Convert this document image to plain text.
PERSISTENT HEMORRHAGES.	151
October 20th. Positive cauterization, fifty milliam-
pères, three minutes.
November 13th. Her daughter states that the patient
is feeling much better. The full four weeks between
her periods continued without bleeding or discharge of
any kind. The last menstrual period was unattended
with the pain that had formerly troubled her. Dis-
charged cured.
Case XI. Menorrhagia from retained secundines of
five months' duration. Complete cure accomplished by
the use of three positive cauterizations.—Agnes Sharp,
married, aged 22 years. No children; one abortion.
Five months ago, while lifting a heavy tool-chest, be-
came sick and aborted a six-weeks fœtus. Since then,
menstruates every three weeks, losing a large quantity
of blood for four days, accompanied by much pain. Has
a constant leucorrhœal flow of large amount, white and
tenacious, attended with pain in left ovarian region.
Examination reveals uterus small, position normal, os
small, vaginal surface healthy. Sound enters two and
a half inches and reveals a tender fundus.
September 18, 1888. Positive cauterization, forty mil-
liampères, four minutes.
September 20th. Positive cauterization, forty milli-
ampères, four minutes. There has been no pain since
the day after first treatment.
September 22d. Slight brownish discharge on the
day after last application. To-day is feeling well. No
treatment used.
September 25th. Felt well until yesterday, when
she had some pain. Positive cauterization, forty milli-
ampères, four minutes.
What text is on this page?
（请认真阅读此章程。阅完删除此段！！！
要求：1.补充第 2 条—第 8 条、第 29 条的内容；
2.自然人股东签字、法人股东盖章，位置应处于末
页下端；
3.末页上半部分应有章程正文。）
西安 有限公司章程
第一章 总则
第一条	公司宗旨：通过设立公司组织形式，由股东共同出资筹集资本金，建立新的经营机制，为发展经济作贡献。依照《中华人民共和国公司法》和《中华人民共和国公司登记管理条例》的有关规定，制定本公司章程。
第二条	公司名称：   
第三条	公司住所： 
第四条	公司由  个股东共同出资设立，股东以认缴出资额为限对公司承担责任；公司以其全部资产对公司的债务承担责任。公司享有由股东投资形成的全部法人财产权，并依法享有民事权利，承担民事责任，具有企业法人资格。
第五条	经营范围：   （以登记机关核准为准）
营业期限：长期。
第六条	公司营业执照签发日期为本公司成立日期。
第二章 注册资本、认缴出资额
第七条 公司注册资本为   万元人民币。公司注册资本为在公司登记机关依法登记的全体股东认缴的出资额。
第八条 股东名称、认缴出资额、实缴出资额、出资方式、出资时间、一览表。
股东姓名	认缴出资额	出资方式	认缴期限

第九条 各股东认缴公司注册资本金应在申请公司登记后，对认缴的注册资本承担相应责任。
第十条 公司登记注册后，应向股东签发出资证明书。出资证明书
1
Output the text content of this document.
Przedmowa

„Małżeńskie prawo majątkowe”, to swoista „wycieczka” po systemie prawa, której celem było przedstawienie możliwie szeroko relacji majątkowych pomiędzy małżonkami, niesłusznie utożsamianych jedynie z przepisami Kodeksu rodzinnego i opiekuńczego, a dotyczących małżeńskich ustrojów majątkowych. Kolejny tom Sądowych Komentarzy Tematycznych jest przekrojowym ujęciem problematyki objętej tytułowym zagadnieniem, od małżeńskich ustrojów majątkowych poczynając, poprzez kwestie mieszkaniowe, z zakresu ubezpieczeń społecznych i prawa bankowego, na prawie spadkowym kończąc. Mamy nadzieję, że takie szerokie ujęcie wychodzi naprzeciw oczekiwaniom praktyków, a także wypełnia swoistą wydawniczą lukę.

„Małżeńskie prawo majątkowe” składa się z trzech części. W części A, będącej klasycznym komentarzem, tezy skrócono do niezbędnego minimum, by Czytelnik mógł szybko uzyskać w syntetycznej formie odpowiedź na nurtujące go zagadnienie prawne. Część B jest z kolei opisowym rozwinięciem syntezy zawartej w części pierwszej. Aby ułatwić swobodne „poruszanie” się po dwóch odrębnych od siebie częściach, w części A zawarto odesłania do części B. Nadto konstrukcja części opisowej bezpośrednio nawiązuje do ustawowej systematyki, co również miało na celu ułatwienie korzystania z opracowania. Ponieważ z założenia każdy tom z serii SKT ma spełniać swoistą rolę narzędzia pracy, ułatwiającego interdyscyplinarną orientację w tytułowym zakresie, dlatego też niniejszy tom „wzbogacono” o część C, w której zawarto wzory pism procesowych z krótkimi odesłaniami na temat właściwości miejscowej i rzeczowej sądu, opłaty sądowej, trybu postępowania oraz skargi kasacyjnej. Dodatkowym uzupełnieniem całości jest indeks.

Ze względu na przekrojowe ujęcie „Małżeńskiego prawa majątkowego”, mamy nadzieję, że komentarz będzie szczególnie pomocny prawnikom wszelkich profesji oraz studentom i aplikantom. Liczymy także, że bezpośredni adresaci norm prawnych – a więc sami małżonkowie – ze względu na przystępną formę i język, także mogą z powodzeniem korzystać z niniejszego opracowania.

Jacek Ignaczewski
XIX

# EXERCISE
Copy out the full material exactly as it appears.

# EXERCISE RESULT
Convert this document image to plain text.
PERSISTENT HEMORRHAGES.	151
October 20th. Positive cauterization, fifty milliam-
pères, three minutes.
November 13th. Her daughter states that the patient
is feeling much better. The full four weeks between
her periods continued without bleeding or discharge of
any kind. The last menstrual period was unattended
with the pain that had formerly troubled her. Dis-
charged cured.
Case XI. Menorrhagia from retained secundines of
five months' duration. Complete cure accomplished by
the use of three positive cauterizations.—Agnes Sharp,
married, aged 22 years. No children; one abortion.
Five months ago, while lifting a heavy tool-chest, be-
came sick and aborted a six-weeks fœtus. Since then,
menstruates every three weeks, losing a large quantity
of blood for four days, accompanied by much pain. Has
a constant leucorrhœal flow of large amount, white and
tenacious, attended with pain in left ovarian region.
Examination reveals uterus small, position normal, os
small, vaginal surface healthy. Sound enters two and
a half inches and reveals a tender fundus.
September 18, 1888. Positive cauterization, forty mil-
liampères, four minutes.
September 20th. Positive cauterization, forty milli-
ampères, four minutes. There has been no pain since
the day after first treatment.
September 22d. Slight brownish discharge on the
day after last application. To-day is feeling well. No
treatment used.
September 25th. Felt well until yesterday, when
she had some pain. Positive cauterization, forty milli-
ampères, four minutes.
What text is on this page?
（请认真阅读此章程。阅完删除此段！！！
要求：1.补充第 2 条—第 8 条、第 29 条的内容；
2.自然人股东签字、法人股东盖章，位置应处于末
页下端；
3.末页上半部分应有章程正文。）
西安 有限公司章程
第一章 总则
第一条	公司宗旨：通过设立公司组织形式，由股东共同出资筹集资本金，建立新的经营机制，为发展经济作贡献。依照《中华人民共和国公司法》和《中华人民共和国公司登记管理条例》的有关规定，制定本公司章程。
第二条	公司名称：   
第三条	公司住所： 
第四条	公司由  个股东共同出资设立，股东以认缴出资额为限对公司承担责任；公司以其全部资产对公司的债务承担责任。公司享有由股东投资形成的全部法人财产权，并依法享有民事权利，承担民事责任，具有企业法人资格。
第五条	经营范围：   （以登记机关核准为准）
营业期限：长期。
第六条	公司营业执照签发日期为本公司成立日期。
第二章 注册资本、认缴出资额
第七条 公司注册资本为   万元人民币。公司注册资本为在公司登记机关依法登记的全体股东认缴的出资额。
第八条 股东名称、认缴出资额、实缴出资额、出资方式、出资时间、一览表。
股东姓名	认缴出资额	出资方式	认缴期限

第九条 各股东认缴公司注册资本金应在申请公司登记后，对认缴的注册资本承担相应责任。
第十条 公司登记注册后，应向股东签发出资证明书。出资证明书
1
Output the text content of this document.
Przedmowa

„Małżeńskie prawo majątkowe”, to swoista „wycieczka” po systemie prawa, której celem było przedstawienie możliwie szeroko relacji majątkowych pomiędzy małżonkami, niesłusznie utożsamianych jedynie z przepisami Kodeksu rodzinnego i opiekuńczego, a dotyczących małżeńskich ustrojów majątkowych. Kolejny tom Sądowych Komentarzy Tematycznych jest przekrojowym ujęciem problematyki objętej tytułowym zagadnieniem, od małżeńskich ustrojów majątkowych poczynając, poprzez kwestie mieszkaniowe, z zakresu ubezpieczeń społecznych i prawa bankowego, na prawie spadkowym kończąc. Mamy nadzieję, że takie szerokie ujęcie wychodzi naprzeciw oczekiwaniom praktyków, a także wypełnia swoistą wydawniczą lukę.

„Małżeńskie prawo majątkowe” składa się z trzech części. W części A, będącej klasycznym komentarzem, tezy skrócono do niezbędnego minimum, by Czytelnik mógł szybko uzyskać w syntetycznej formie odpowiedź na nurtujące go zagadnienie prawne. Część B jest z kolei opisowym rozwinięciem syntezy zawartej w części pierwszej. Aby ułatwić swobodne „poruszanie” się po dwóch odrębnych od siebie częściach, w części A zawarto odesłania do części B. Nadto konstrukcja części opisowej bezpośrednio nawiązuje do ustawowej systematyki, co również miało na celu ułatwienie korzystania z opracowania. Ponieważ z założenia każdy tom z serii SKT ma spełniać swoistą rolę narzędzia pracy, ułatwiającego interdyscyplinarną orientację w tytułowym zakresie, dlatego też niniejszy tom „wzbogacono” o część C, w której zawarto wzory pism procesowych z krótkimi odesłaniami na temat właściwości miejscowej i rzeczowej sądu, opłaty sądowej, trybu postępowania oraz skargi kasacyjnej. Dodatkowym uzupełnieniem całości jest indeks.

Ze względu na przekrojowe ujęcie „Małżeńskiego prawa majątkowego”, mamy nadzieję, że komentarz będzie szczególnie pomocny prawnikom wszelkich profesji oraz studentom i aplikantom. Liczymy także, że bezpośredni adresaci norm prawnych – a więc sami małżonkowie – ze względu na przystępną formę i język, także mogą z powodzeniem korzystać z niniejszego opracowania.

Jacek Ignaczewski
XIX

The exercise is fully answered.